━━━━━ Entries provided

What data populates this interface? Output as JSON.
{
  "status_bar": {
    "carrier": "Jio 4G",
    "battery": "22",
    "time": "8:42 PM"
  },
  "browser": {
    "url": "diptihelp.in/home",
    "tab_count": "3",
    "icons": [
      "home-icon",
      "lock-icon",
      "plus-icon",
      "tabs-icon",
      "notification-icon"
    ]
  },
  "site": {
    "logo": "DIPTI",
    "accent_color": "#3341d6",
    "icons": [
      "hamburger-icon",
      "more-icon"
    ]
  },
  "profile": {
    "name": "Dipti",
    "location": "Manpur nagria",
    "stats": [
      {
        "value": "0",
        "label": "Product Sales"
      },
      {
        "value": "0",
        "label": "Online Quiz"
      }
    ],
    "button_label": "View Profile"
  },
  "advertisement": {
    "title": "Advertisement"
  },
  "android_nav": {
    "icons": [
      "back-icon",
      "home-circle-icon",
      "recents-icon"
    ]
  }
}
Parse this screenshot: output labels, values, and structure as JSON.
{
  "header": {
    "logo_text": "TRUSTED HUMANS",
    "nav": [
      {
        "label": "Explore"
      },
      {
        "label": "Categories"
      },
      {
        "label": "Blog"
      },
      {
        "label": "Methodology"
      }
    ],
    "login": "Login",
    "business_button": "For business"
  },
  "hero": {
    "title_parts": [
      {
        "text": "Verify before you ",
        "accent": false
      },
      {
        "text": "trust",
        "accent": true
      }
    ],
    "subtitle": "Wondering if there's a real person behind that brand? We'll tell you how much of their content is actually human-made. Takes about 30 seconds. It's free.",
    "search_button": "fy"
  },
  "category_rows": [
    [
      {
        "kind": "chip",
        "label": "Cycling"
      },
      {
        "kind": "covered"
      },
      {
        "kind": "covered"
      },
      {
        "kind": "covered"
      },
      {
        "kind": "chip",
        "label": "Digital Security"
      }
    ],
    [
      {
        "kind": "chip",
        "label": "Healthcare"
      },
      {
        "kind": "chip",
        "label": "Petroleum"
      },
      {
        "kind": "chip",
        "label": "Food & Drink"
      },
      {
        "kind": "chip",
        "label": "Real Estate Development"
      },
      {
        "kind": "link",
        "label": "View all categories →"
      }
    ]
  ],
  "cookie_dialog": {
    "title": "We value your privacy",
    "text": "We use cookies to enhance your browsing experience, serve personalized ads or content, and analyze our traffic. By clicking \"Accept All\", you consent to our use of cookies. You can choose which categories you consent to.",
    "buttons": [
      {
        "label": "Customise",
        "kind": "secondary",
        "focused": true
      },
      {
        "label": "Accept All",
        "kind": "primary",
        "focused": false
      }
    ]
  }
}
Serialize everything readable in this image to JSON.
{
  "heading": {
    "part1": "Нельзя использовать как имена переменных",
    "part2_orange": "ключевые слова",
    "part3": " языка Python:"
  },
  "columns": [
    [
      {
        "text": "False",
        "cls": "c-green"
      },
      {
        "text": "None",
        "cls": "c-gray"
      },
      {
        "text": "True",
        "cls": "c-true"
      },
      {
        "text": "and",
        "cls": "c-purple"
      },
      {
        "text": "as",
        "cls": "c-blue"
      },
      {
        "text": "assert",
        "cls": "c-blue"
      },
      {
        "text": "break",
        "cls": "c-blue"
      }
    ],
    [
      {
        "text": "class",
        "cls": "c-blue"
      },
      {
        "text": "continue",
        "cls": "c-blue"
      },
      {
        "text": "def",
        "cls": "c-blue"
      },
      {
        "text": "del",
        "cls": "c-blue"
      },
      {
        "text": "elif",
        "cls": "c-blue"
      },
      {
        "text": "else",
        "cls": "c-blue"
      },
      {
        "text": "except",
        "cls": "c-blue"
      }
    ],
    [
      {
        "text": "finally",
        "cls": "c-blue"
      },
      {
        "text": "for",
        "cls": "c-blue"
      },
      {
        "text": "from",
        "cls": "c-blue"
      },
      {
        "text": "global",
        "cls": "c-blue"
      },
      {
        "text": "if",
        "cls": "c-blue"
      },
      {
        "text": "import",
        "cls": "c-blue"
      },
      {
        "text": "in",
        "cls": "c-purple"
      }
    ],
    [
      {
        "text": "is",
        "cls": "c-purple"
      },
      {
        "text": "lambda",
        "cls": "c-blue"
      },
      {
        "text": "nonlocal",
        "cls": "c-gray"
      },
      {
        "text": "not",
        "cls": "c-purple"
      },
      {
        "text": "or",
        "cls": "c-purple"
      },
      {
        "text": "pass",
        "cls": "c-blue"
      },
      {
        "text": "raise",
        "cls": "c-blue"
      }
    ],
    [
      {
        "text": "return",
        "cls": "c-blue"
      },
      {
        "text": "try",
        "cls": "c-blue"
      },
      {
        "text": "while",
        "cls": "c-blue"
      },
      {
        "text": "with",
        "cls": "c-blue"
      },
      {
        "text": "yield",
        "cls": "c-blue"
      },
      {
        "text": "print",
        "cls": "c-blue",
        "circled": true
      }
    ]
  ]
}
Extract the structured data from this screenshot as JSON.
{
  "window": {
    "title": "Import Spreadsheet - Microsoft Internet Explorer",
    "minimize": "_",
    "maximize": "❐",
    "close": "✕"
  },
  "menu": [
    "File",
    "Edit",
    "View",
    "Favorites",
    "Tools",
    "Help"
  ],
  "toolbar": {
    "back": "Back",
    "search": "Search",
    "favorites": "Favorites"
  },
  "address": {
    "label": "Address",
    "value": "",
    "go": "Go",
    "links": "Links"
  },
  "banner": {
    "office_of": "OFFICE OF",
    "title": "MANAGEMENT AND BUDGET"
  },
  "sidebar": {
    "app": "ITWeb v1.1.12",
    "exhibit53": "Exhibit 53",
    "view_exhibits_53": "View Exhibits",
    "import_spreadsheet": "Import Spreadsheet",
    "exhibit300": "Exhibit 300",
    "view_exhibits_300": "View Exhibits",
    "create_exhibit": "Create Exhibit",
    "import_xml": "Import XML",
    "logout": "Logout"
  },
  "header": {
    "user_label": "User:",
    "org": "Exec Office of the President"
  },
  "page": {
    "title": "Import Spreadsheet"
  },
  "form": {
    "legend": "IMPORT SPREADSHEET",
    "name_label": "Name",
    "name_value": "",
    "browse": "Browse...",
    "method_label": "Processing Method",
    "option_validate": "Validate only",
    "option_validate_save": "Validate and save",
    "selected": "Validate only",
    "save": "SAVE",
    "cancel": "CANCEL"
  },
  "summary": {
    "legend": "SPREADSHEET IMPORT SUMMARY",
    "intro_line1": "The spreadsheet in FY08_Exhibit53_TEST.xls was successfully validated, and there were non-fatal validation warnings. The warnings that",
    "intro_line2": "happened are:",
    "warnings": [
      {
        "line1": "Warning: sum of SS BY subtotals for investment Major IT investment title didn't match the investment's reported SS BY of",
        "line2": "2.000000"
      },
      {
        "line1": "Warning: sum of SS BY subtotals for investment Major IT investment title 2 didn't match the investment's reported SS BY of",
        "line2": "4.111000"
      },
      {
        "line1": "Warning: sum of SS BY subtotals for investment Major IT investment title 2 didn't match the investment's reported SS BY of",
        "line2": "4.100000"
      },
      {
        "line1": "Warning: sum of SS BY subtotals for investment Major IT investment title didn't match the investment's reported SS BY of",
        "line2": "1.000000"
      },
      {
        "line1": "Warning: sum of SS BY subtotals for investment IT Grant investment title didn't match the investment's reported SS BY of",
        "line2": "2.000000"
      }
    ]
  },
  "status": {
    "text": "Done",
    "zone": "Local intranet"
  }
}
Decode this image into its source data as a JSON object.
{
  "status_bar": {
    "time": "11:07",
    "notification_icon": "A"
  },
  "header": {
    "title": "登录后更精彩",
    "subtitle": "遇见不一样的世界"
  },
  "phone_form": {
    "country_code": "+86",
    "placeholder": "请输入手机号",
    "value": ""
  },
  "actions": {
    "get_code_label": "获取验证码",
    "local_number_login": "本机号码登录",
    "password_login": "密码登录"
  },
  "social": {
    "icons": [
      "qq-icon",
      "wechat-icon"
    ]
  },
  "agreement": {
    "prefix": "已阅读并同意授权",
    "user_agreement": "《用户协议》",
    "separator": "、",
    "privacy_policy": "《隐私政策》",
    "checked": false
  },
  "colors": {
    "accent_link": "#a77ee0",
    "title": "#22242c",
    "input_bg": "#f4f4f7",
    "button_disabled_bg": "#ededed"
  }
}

━━━━━━━━━━

Exercise objective. Using the entries above, tally how many lines have the word "your" in them; write the number and nothing more.

Worked answer. 2